→ SET PROBLEM
Extract every entry word for word.

→ LISTED ENTRIES
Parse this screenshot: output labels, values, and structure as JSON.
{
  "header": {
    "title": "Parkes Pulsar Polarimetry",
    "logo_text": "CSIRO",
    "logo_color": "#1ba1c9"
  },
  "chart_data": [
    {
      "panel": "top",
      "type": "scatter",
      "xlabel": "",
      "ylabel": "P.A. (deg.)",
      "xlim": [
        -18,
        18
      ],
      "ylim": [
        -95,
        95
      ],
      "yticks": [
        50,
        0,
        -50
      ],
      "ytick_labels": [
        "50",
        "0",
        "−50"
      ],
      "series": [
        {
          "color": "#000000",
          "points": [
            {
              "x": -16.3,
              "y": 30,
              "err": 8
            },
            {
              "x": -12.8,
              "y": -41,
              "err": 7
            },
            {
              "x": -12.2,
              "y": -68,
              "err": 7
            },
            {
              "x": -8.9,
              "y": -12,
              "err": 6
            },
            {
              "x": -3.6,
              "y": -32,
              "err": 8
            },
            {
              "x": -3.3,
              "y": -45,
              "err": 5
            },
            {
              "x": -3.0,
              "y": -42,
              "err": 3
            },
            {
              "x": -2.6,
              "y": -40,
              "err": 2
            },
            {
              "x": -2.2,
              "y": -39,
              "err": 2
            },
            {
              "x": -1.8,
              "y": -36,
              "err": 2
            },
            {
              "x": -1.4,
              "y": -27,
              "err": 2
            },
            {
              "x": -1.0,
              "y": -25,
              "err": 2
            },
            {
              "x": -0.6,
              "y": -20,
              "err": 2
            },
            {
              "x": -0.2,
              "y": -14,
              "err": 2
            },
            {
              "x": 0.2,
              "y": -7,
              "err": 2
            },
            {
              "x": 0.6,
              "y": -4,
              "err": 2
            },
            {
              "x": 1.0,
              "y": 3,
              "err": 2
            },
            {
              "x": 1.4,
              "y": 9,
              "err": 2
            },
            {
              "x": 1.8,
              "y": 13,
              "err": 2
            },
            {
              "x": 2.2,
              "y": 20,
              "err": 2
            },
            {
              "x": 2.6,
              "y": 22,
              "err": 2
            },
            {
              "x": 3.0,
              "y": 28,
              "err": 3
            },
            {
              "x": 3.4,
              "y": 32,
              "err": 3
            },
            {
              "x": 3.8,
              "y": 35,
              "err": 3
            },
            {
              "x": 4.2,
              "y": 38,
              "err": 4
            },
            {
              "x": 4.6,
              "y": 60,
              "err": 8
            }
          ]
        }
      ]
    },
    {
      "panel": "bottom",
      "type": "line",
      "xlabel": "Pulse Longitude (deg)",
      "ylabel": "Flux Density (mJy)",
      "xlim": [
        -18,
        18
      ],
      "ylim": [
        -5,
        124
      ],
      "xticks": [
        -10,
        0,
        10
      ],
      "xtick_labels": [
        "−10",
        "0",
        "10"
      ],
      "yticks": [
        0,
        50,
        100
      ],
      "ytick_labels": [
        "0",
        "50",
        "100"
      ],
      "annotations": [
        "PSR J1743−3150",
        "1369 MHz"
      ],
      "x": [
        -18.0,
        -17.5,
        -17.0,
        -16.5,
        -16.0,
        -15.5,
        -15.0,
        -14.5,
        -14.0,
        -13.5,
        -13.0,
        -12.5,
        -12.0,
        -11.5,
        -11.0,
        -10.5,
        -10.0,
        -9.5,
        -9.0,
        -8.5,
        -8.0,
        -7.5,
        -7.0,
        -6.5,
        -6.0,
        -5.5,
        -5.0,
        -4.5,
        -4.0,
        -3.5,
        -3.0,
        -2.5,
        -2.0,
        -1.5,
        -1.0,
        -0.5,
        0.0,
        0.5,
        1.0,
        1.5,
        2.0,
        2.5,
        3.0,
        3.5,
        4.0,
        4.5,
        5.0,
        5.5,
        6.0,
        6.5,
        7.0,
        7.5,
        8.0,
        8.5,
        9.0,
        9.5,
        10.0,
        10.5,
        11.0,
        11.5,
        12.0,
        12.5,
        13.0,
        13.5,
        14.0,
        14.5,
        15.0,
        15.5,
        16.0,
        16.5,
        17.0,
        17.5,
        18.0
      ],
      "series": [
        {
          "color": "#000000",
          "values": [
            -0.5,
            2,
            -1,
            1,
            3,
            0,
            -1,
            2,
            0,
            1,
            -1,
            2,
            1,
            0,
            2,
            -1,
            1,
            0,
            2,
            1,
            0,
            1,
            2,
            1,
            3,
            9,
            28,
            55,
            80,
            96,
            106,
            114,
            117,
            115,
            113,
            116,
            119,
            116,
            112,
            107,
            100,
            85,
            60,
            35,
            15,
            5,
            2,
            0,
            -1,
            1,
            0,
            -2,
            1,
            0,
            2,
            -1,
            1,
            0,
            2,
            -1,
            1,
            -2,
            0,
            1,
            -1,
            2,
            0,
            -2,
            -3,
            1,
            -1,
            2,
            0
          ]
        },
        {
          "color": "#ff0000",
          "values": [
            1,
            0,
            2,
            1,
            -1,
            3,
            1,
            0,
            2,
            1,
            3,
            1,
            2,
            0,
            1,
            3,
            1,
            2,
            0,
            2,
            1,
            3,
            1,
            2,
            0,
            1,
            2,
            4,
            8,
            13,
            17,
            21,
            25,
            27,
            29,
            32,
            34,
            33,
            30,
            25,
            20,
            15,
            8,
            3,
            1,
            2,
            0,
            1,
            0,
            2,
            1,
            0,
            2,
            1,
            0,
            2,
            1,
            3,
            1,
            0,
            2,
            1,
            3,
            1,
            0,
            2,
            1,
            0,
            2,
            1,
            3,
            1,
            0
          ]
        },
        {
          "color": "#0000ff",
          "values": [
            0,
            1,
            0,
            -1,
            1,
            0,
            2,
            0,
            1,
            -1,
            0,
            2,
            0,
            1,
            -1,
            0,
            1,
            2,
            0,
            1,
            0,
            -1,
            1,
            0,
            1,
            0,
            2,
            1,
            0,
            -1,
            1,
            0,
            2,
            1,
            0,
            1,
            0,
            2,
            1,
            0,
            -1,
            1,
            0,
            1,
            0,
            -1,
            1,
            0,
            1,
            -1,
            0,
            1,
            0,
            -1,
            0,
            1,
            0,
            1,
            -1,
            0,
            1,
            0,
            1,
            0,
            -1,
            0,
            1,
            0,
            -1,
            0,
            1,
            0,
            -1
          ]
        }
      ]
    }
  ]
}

→ ANSWER FOR THIS EXERCISE
Parse this screenshot: output labels, values, and structure as JSON.
{
  "header": {
    "title": "Parkes Pulsar Polarimetry",
    "logo_text": "CSIRO",
    "logo_color": "#1ba1c9"
  },
  "chart_data": [
    {
      "panel": "top",
      "type": "scatter",
      "xlabel": "",
      "ylabel": "P.A. (deg.)",
      "xlim": [
        -18,
        18
      ],
      "ylim": [
        -95,
        95
      ],
      "yticks": [
        50,
        0,
        -50
      ],
      "ytick_labels": [
        "50",
        "0",
        "−50"
      ],
      "series": [
        {
          "color": "#000000",
          "points": [
            {
              "x": -16.3,
              "y": 30,
              "err": 8
            },
            {
              "x": -12.8,
              "y": -41,
              "err": 7
            },
            {
              "x": -12.2,
              "y": -68,
              "err": 7
            },
            {
              "x": -8.9,
              "y": -12,
              "err": 6
            },
            {
              "x": -3.6,
              "y": -32,
              "err": 8
            },
            {
              "x": -3.3,
              "y": -45,
              "err": 5
            },
            {
              "x": -3.0,
              "y": -42,
              "err": 3
            },
            {
              "x": -2.6,
              "y": -40,
              "err": 2
            },
            {
              "x": -2.2,
              "y": -39,
              "err": 2
            },
            {
              "x": -1.8,
              "y": -36,
              "err": 2
            },
            {
              "x": -1.4,
              "y": -27,
              "err": 2
            },
            {
              "x": -1.0,
              "y": -25,
              "err": 2
            },
            {
              "x": -0.6,
              "y": -20,
              "err": 2
            },
            {
              "x": -0.2,
              "y": -14,
              "err": 2
            },
            {
              "x": 0.2,
              "y": -7,
              "err": 2
            },
            {
              "x": 0.6,
              "y": -4,
              "err": 2
            },
            {
              "x": 1.0,
              "y": 3,
              "err": 2
            },
            {
              "x": 1.4,
              "y": 9,
              "err": 2
            },
            {
              "x": 1.8,
              "y": 13,
              "err": 2
            },
            {
              "x": 2.2,
              "y": 20,
              "err": 2
            },
            {
              "x": 2.6,
              "y": 22,
              "err": 2
            },
            {
              "x": 3.0,
              "y": 28,
              "err": 3
            },
            {
              "x": 3.4,
              "y": 32,
              "err": 3
            },
            {
              "x": 3.8,
              "y": 35,
              "err": 3
            },
            {
              "x": 4.2,
              "y": 38,
              "err": 4
            },
            {
              "x": 4.6,
              "y": 60,
              "err": 8
            }
          ]
        }
      ]
    },
    {
      "panel": "bottom",
      "type": "line",
      "xlabel": "Pulse Longitude (deg)",
      "ylabel": "Flux Density (mJy)",
      "xlim": [
        -18,
        18
      ],
      "ylim": [
        -5,
        124
      ],
      "xticks": [
        -10,
        0,
        10
      ],
      "xtick_labels": [
        "−10",
        "0",
        "10"
      ],
      "yticks": [
        0,
        50,
        100
      ],
      "ytick_labels": [
        "0",
        "50",
        "100"
      ],
      "annotations": [
        "PSR J1743−3150",
        "1369 MHz"
      ],
      "x": [
        -18.0,
        -17.5,
        -17.0,
        -16.5,
        -16.0,
        -15.5,
        -15.0,
        -14.5,
        -14.0,
        -13.5,
        -13.0,
        -12.5,
        -12.0,
        -11.5,
        -11.0,
        -10.5,
        -10.0,
        -9.5,
        -9.0,
        -8.5,
        -8.0,
        -7.5,
        -7.0,
        -6.5,
        -6.0,
        -5.5,
        -5.0,
        -4.5,
        -4.0,
        -3.5,
        -3.0,
        -2.5,
        -2.0,
        -1.5,
        -1.0,
        -0.5,
        0.0,
        0.5,
        1.0,
        1.5,
        2.0,
        2.5,
        3.0,
        3.5,
        4.0,
        4.5,
        5.0,
        5.5,
        6.0,
        6.5,
        7.0,
        7.5,
        8.0,
        8.5,
        9.0,
        9.5,
        10.0,
        10.5,
        11.0,
        11.5,
        12.0,
        12.5,
        13.0,
        13.5,
        14.0,
        14.5,
        15.0,
        15.5,
        16.0,
        16.5,
        17.0,
        17.5,
        18.0
      ],
      "series": [
        {
          "color": "#000000",
          "values": [
            -0.5,
            2,
            -1,
            1,
            3,
            0,
            -1,
            2,
            0,
            1,
            -1,
            2,
            1,
            0,
            2,
            -1,
            1,
            0,
            2,
            1,
            0,
            1,
            2,
            1,
            3,
            9,
            28,
            55,
            80,
            96,
            106,
            114,
            117,
            115,
            113,
            116,
            119,
            116,
            112,
            107,
            100,
            85,
            60,
            35,
            15,
            5,
            2,
            0,
            -1,
            1,
            0,
            -2,
            1,
            0,
            2,
            -1,
            1,
            0,
            2,
            -1,
            1,
            -2,
            0,
            1,
            -1,
            2,
            0,
            -2,
            -3,
            1,
            -1,
            2,
            0
          ]
        },
        {
          "color": "#ff0000",
          "values": [
            1,
            0,
            2,
            1,
            -1,
            3,
            1,
            0,
            2,
            1,
            3,
            1,
            2,
            0,
            1,
            3,
            1,
            2,
            0,
            2,
            1,
            3,
            1,
            2,
            0,
            1,
            2,
            4,
            8,
            13,
            17,
            21,
            25,
            27,
            29,
            32,
            34,
            33,
            30,
            25,
            20,
            15,
            8,
            3,
            1,
            2,
            0,
            1,
            0,
            2,
            1,
            0,
            2,
            1,
            0,
            2,
            1,
            3,
            1,
            0,
            2,
            1,
            3,
            1,
            0,
            2,
            1,
            0,
            2,
            1,
            3,
            1,
            0
          ]
        },
        {
          "color": "#0000ff",
          "values": [
            0,
            1,
            0,
            -1,
            1,
            0,
            2,
            0,
            1,
            -1,
            0,
            2,
            0,
            1,
            -1,
            0,
            1,
            2,
            0,
            1,
            0,
            -1,
            1,
            0,
            1,
            0,
            2,
            1,
            0,
            -1,
            1,
            0,
            2,
            1,
            0,
            1,
            0,
            2,
            1,
            0,
            -1,
            1,
            0,
            1,
            0,
            -1,
            1,
            0,
            1,
            -1,
            0,
            1,
            0,
            -1,
            0,
            1,
            0,
            1,
            -1,
            0,
            1,
            0,
            1,
            0,
            -1,
            0,
            1,
            0,
            -1,
            0,
            1,
            0,
            -1
          ]
        }
      ]
    }
  ]
}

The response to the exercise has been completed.